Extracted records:
[Begin]

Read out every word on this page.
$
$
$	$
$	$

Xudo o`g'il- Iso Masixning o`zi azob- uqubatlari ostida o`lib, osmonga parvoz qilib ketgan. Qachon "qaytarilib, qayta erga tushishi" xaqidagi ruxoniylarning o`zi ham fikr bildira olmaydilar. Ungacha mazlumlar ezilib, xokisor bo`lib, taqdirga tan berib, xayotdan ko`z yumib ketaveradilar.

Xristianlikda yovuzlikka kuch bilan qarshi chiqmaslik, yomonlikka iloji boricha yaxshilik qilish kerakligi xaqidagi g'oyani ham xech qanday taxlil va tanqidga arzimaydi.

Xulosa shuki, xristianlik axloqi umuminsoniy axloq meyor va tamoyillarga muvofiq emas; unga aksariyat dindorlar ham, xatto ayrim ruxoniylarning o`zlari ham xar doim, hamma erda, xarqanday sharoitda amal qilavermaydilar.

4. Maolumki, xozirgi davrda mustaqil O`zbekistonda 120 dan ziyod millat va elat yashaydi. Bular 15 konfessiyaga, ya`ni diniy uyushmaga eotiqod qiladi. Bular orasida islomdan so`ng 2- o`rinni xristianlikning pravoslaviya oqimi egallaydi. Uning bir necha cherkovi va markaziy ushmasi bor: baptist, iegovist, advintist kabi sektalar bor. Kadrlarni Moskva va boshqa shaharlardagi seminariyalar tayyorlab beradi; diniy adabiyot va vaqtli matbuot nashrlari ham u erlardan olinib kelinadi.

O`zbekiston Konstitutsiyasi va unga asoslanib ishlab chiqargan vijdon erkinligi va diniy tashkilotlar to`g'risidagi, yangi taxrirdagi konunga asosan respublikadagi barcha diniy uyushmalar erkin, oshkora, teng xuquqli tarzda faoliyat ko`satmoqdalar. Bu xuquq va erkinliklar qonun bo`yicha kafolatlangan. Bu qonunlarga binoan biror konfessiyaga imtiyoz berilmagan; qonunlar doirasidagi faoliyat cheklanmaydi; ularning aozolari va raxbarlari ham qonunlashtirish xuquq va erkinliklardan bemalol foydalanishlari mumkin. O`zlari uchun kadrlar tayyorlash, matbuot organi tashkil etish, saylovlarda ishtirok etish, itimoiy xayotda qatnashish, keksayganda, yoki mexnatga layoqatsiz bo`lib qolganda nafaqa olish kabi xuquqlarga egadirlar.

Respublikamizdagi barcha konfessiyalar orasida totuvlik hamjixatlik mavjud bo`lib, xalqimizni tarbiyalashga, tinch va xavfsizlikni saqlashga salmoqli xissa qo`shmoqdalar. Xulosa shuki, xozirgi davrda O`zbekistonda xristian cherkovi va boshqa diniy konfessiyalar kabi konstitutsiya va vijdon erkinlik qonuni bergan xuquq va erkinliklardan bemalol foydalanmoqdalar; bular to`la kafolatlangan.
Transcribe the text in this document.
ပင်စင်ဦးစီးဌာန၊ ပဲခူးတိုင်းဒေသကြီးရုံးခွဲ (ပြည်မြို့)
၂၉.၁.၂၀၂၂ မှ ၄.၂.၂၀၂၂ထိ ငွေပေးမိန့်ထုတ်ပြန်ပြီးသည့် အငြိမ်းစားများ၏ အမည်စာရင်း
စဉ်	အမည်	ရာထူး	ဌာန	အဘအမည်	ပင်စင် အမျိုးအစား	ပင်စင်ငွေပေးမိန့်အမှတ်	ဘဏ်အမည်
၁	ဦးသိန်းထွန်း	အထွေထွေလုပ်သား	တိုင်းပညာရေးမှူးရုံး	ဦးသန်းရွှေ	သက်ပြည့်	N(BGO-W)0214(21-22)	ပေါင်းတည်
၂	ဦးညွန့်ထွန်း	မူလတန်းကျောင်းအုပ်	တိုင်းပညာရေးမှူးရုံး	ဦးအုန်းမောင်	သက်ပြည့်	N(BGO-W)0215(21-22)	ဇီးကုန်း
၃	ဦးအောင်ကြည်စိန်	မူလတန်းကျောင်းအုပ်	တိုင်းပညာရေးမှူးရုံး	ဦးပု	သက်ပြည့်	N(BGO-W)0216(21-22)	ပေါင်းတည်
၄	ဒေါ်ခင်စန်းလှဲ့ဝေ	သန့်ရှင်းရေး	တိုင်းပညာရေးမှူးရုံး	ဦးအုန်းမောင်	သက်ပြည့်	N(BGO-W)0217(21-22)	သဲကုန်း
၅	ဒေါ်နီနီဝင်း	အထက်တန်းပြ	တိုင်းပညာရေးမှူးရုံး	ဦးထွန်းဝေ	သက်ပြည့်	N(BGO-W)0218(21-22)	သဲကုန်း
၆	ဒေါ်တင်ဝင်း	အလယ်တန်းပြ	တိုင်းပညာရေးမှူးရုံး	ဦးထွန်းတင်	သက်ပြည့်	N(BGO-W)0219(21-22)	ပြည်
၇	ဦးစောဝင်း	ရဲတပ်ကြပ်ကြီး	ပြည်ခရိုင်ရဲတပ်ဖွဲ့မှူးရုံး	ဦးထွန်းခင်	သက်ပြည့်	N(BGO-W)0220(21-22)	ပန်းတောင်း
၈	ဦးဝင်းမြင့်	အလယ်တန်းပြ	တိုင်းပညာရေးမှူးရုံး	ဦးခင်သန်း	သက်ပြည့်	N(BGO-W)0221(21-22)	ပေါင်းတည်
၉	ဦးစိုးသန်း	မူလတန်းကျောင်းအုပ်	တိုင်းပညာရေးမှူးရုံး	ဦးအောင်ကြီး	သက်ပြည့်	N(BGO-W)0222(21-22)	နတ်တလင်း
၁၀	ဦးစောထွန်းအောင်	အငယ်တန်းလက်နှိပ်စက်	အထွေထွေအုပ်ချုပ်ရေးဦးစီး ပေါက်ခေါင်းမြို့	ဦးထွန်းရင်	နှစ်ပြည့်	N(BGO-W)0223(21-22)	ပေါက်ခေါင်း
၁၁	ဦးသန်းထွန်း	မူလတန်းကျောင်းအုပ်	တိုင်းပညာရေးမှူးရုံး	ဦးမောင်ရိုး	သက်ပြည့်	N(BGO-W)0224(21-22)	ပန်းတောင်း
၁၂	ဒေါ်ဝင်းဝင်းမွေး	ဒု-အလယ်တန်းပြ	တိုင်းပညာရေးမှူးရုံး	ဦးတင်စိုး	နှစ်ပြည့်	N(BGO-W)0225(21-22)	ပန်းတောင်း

[End]

Give the count of lines containing "this", with no added text.

Full output:
2